EXERCISE MATERIAL:
┌──

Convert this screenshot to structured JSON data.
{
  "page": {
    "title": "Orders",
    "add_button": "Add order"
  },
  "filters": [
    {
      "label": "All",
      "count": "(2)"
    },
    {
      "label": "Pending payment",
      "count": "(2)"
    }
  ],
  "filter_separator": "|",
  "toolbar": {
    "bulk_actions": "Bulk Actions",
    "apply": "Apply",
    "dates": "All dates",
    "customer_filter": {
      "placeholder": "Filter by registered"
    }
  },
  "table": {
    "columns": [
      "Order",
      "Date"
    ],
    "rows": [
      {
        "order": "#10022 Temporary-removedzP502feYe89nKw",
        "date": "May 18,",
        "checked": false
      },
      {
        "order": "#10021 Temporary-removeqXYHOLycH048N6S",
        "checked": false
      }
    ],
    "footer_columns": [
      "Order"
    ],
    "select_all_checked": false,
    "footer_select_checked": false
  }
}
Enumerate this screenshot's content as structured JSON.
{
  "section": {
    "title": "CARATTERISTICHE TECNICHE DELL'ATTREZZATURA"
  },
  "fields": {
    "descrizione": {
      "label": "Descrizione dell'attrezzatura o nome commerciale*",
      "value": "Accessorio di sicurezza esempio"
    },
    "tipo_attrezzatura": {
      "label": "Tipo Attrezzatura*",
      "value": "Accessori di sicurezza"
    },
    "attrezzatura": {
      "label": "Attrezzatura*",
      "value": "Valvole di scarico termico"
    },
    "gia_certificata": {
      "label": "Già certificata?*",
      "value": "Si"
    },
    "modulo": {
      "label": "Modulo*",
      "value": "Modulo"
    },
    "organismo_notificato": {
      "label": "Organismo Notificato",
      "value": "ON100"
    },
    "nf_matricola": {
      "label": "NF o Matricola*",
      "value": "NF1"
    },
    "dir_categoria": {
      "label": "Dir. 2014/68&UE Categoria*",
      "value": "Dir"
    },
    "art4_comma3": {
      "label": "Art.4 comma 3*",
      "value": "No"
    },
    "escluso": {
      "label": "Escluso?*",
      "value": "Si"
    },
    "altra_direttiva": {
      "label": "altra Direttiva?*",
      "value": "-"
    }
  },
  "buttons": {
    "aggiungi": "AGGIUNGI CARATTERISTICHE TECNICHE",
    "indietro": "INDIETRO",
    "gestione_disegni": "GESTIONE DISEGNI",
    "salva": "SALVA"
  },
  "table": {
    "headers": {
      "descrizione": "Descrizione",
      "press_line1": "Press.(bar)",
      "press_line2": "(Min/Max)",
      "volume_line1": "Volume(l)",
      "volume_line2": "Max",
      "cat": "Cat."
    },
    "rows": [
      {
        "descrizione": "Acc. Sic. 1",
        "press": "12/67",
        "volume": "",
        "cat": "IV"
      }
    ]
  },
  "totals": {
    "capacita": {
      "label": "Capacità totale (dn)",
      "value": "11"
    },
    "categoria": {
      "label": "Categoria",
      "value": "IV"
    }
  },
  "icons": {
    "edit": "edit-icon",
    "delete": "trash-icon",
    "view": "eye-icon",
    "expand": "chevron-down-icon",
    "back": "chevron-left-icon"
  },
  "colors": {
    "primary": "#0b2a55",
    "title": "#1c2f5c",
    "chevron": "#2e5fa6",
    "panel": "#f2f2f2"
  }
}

└──

SET EXERCISE: Using the data above, return each line exactly as written.

SOLUTION FOR THIS PROBLEM:
Convert this screenshot to structured JSON data.
{
  "page": {
    "title": "Orders",
    "add_button": "Add order"
  },
  "filters": [
    {
      "label": "All",
      "count": "(2)"
    },
    {
      "label": "Pending payment",
      "count": "(2)"
    }
  ],
  "filter_separator": "|",
  "toolbar": {
    "bulk_actions": "Bulk Actions",
    "apply": "Apply",
    "dates": "All dates",
    "customer_filter": {
      "placeholder": "Filter by registered"
    }
  },
  "table": {
    "columns": [
      "Order",
      "Date"
    ],
    "rows": [
      {
        "order": "#10022 Temporary-removedzP502feYe89nKw",
        "date": "May 18,",
        "checked": false
      },
      {
        "order": "#10021 Temporary-removeqXYHOLycH048N6S",
        "checked": false
      }
    ],
    "footer_columns": [
      "Order"
    ],
    "select_all_checked": false,
    "footer_select_checked": false
  }
}
Enumerate this screenshot's content as structured JSON.
{
  "section": {
    "title": "CARATTERISTICHE TECNICHE DELL'ATTREZZATURA"
  },
  "fields": {
    "descrizione": {
      "label": "Descrizione dell'attrezzatura o nome commerciale*",
      "value": "Accessorio di sicurezza esempio"
    },
    "tipo_attrezzatura": {
      "label": "Tipo Attrezzatura*",
      "value": "Accessori di sicurezza"
    },
    "attrezzatura": {
      "label": "Attrezzatura*",
      "value": "Valvole di scarico termico"
    },
    "gia_certificata": {
      "label": "Già certificata?*",
      "value": "Si"
    },
    "modulo": {
      "label": "Modulo*",
      "value": "Modulo"
    },
    "organismo_notificato": {
      "label": "Organismo Notificato",
      "value": "ON100"
    },
    "nf_matricola": {
      "label": "NF o Matricola*",
      "value": "NF1"
    },
    "dir_categoria": {
      "label": "Dir. 2014/68&UE Categoria*",
      "value": "Dir"
    },
    "art4_comma3": {
      "label": "Art.4 comma 3*",
      "value": "No"
    },
    "escluso": {
      "label": "Escluso?*",
      "value": "Si"
    },
    "altra_direttiva": {
      "label": "altra Direttiva?*",
      "value": "-"
    }
  },
  "buttons": {
    "aggiungi": "AGGIUNGI CARATTERISTICHE TECNICHE",
    "indietro": "INDIETRO",
    "gestione_disegni": "GESTIONE DISEGNI",
    "salva": "SALVA"
  },
  "table": {
    "headers": {
      "descrizione": "Descrizione",
      "press_line1": "Press.(bar)",
      "press_line2": "(Min/Max)",
      "volume_line1": "Volume(l)",
      "volume_line2": "Max",
      "cat": "Cat."
    },
    "rows": [
      {
        "descrizione": "Acc. Sic. 1",
        "press": "12/67",
        "volume": "",
        "cat": "IV"
      }
    ]
  },
  "totals": {
    "capacita": {
      "label": "Capacità totale (dn)",
      "value": "11"
    },
    "categoria": {
      "label": "Categoria",
      "value": "IV"
    }
  },
  "icons": {
    "edit": "edit-icon",
    "delete": "trash-icon",
    "view": "eye-icon",
    "expand": "chevron-down-icon",
    "back": "chevron-left-icon"
  },
  "colors": {
    "primary": "#0b2a55",
    "title": "#1c2f5c",
    "chevron": "#2e5fa6",
    "panel": "#f2f2f2"
  }
}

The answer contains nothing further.